Copy out all of the data below with no alterations.

_ _ _

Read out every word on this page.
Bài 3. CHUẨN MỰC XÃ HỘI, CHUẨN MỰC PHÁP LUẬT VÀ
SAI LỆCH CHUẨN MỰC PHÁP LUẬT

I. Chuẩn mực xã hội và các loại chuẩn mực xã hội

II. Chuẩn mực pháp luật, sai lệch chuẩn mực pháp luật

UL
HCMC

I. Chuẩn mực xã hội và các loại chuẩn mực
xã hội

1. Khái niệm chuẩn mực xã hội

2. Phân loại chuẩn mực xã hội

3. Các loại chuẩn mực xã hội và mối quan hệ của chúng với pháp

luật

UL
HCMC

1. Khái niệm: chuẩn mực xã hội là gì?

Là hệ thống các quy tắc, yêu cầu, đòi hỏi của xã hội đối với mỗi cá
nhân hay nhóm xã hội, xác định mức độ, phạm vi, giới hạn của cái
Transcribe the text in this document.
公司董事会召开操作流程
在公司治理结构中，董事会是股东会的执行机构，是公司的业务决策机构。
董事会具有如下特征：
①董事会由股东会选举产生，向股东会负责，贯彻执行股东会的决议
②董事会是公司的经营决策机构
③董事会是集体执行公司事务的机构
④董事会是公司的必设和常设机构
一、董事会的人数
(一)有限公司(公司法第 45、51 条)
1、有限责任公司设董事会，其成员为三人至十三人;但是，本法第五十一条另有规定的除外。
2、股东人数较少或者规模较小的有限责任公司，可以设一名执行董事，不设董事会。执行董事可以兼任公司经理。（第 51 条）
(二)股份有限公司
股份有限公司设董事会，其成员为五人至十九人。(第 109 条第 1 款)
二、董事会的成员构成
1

_ _ _

▶ [SOLUTION TO THE PROBLEM]
Read out every word on this page.
Bài 3. CHUẨN MỰC XÃ HỘI, CHUẨN MỰC PHÁP LUẬT VÀ
SAI LỆCH CHUẨN MỰC PHÁP LUẬT

I. Chuẩn mực xã hội và các loại chuẩn mực xã hội

II. Chuẩn mực pháp luật, sai lệch chuẩn mực pháp luật

UL
HCMC

I. Chuẩn mực xã hội và các loại chuẩn mực
xã hội

1. Khái niệm chuẩn mực xã hội

2. Phân loại chuẩn mực xã hội

3. Các loại chuẩn mực xã hội và mối quan hệ của chúng với pháp

luật

UL
HCMC

1. Khái niệm: chuẩn mực xã hội là gì?

Là hệ thống các quy tắc, yêu cầu, đòi hỏi của xã hội đối với mỗi cá
nhân hay nhóm xã hội, xác định mức độ, phạm vi, giới hạn của cái
Transcribe the text in this document.
公司董事会召开操作流程
在公司治理结构中，董事会是股东会的执行机构，是公司的业务决策机构。
董事会具有如下特征：
①董事会由股东会选举产生，向股东会负责，贯彻执行股东会的决议
②董事会是公司的经营决策机构
③董事会是集体执行公司事务的机构
④董事会是公司的必设和常设机构
一、董事会的人数
(一)有限公司(公司法第 45、51 条)
1、有限责任公司设董事会，其成员为三人至十三人;但是，本法第五十一条另有规定的除外。
2、股东人数较少或者规模较小的有限责任公司，可以设一名执行董事，不设董事会。执行董事可以兼任公司经理。（第 51 条）
(二)股份有限公司
股份有限公司设董事会，其成员为五人至十九人。(第 109 条第 1 款)
二、董事会的成员构成
1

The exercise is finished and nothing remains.